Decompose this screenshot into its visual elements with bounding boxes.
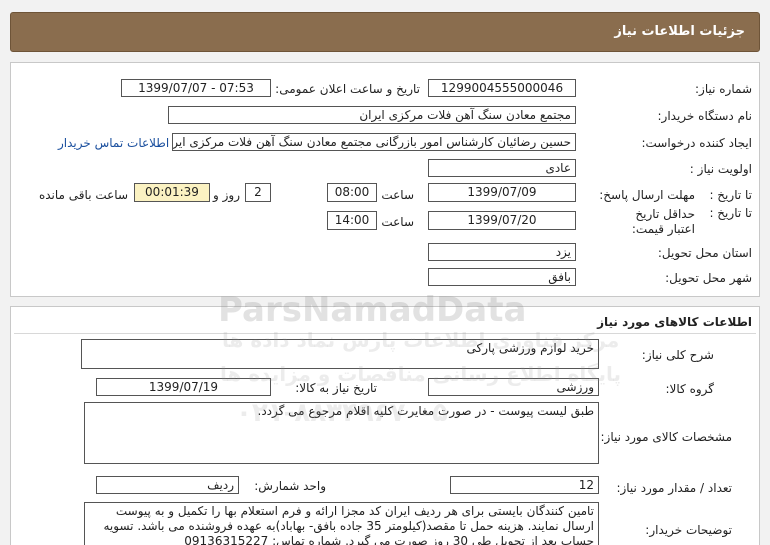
page-header: جزئیات اطلاعات نیاز: [10, 12, 760, 52]
city-label: شهر محل تحویل:: [665, 271, 752, 285]
days-remaining-field: 2: [245, 183, 271, 202]
days-label: روز و: [213, 188, 240, 202]
need-number-field: 1299004555000046: [428, 79, 576, 97]
priority-label: اولویت نیاز :: [689, 162, 752, 176]
deadline-time-label: ساعت: [381, 188, 414, 202]
buyer-org-field: مجتمع معادن سنگ آهن فلات مرکزی ایران: [168, 106, 576, 124]
announce-label: تاریخ و ساعت اعلان عمومی:: [275, 82, 420, 96]
deadline-label: مهلت ارسال پاسخ:: [599, 188, 695, 202]
time-remaining-label: ساعت باقی مانده: [38, 188, 128, 202]
specs-field: طبق لیست پیوست - در صورت مغایرت کلیه اقل…: [84, 402, 599, 464]
city-field: بافق: [428, 268, 576, 286]
need-date-field: 1399/07/19: [96, 378, 271, 396]
announce-field: 1399/07/07 - 07:53: [121, 79, 271, 97]
goods-section-title: اطلاعات کالاهای مورد نیاز: [597, 315, 752, 329]
deadline-time-field: 08:00: [327, 183, 377, 202]
deadline-date-field: 1399/07/09: [428, 183, 576, 202]
quantity-label: تعداد / مقدار مورد نیاز:: [616, 481, 732, 495]
goods-section-divider: [14, 333, 756, 334]
deadline-to-date-label: تا تاریخ :: [709, 188, 752, 202]
priority-field: عادی: [428, 159, 576, 177]
validity-date-field: 1399/07/20: [428, 211, 576, 230]
quantity-field: 12: [450, 476, 599, 494]
general-info-panel: [10, 62, 760, 297]
province-field: یزد: [428, 243, 576, 261]
summary-field: خرید لوازم ورزشی پارکی: [81, 339, 599, 369]
unit-label: واحد شمارش:: [254, 479, 326, 493]
requester-field: حسین رضائیان کارشناس امور بازرگانی مجتمع…: [172, 133, 576, 151]
need-date-label: تاریخ نیاز به کالا:: [295, 381, 377, 395]
specs-label: مشخصات کالای مورد نیاز:: [600, 430, 732, 444]
requester-label: ایجاد کننده درخواست:: [641, 136, 752, 150]
buyer-org-label: نام دستگاه خریدار:: [657, 109, 753, 123]
notes-label: توضیحات خریدار:: [645, 523, 732, 537]
notes-field: تامین کنندگان بایستی برای هر ردیف ایران …: [84, 502, 599, 545]
validity-time-field: 14:00: [327, 211, 377, 230]
unit-field: ردیف: [96, 476, 239, 494]
validity-time-label: ساعت: [381, 215, 414, 229]
group-label: گروه کالا:: [665, 382, 715, 396]
need-number-label: شماره نیاز:: [695, 82, 752, 96]
group-field: ورزشی: [428, 378, 599, 396]
time-remaining-field: 00:01:39: [134, 183, 210, 202]
buyer-contact-link[interactable]: اطلاعات تماس خریدار: [58, 136, 169, 150]
page-title: جزئیات اطلاعات نیاز: [614, 24, 745, 39]
province-label: استان محل تحویل:: [657, 246, 752, 260]
validity-label: حداقل تاریخ اعتبار قیمت:: [631, 207, 695, 236]
validity-to-date-label: تا تاریخ :: [709, 206, 752, 220]
summary-label: شرح کلی نیاز:: [641, 348, 714, 362]
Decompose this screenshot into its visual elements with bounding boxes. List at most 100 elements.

▶ INSTRUCTIONS TO FOLLOW
Can you retype the entries word for word, starting with the line that contains "page-header: جزئیات اطلاعات" and going on through the line that contains "time-remaining-label: ساعت باقی", including both of those lines?

▶ WRITTEN SOLUTION
page-header: جزئیات اطلاعات نیاز: [10, 12, 760, 52]
city-label: شهر محل تحویل:: [665, 271, 752, 285]
days-remaining-field: 2: [245, 183, 271, 202]
days-label: روز و: [213, 188, 240, 202]
need-number-field: 1299004555000046: [428, 79, 576, 97]
priority-label: اولویت نیاز :: [689, 162, 752, 176]
deadline-time-label: ساعت: [381, 188, 414, 202]
buyer-org-field: مجتمع معادن سنگ آهن فلات مرکزی ایران: [168, 106, 576, 124]
announce-label: تاریخ و ساعت اعلان عمومی:: [275, 82, 420, 96]
deadline-label: مهلت ارسال پاسخ:: [599, 188, 695, 202]
time-remaining-label: ساعت باقی مانده: [38, 188, 128, 202]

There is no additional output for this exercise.